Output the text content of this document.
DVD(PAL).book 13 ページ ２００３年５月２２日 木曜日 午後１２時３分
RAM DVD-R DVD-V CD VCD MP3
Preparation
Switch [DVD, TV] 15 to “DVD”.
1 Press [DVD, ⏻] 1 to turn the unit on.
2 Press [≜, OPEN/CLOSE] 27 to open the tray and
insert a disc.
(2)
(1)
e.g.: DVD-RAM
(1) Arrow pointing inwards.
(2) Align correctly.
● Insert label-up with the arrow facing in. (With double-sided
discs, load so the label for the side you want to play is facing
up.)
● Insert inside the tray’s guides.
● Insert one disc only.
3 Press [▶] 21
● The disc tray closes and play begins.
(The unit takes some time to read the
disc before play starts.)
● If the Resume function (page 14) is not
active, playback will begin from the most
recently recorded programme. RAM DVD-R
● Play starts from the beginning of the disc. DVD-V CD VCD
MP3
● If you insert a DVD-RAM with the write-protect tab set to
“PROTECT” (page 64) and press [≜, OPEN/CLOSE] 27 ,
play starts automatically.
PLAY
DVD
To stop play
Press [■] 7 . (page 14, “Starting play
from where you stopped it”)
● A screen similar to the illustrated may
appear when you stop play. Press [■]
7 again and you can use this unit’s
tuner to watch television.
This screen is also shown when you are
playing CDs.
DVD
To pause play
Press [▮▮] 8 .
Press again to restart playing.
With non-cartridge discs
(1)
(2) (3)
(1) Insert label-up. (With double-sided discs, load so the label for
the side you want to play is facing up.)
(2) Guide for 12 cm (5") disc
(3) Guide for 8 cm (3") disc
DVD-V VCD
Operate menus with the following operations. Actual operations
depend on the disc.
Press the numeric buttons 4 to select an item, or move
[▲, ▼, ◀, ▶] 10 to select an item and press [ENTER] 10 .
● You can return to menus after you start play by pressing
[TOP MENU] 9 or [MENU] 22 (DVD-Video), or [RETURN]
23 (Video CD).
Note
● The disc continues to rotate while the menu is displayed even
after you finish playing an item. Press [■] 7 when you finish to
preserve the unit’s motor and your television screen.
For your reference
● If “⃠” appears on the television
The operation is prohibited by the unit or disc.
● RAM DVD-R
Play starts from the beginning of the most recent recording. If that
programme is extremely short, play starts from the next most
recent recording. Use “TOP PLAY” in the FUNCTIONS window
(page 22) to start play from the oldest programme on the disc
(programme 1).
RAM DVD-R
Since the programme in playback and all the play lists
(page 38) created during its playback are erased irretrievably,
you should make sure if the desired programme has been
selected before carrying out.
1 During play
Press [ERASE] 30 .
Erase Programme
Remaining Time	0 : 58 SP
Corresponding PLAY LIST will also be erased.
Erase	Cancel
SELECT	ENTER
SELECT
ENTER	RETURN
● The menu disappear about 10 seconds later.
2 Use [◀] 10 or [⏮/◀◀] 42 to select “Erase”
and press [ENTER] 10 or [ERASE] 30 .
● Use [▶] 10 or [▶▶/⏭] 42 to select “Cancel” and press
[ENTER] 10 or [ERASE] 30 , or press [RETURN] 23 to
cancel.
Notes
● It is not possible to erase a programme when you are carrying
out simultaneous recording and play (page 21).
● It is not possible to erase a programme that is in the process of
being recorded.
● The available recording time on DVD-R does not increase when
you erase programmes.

▬▬▬

▶ **What to produce**
Note every line above where the string "recording" shows up, and copy those lines.

▶ **Final result**
Play starts from the beginning of the most recent recording. If that
recent recording. Use “TOP PLAY” in the FUNCTIONS window
out simultaneous recording and play (page 21).
● The available recording time on DVD-R does not increase when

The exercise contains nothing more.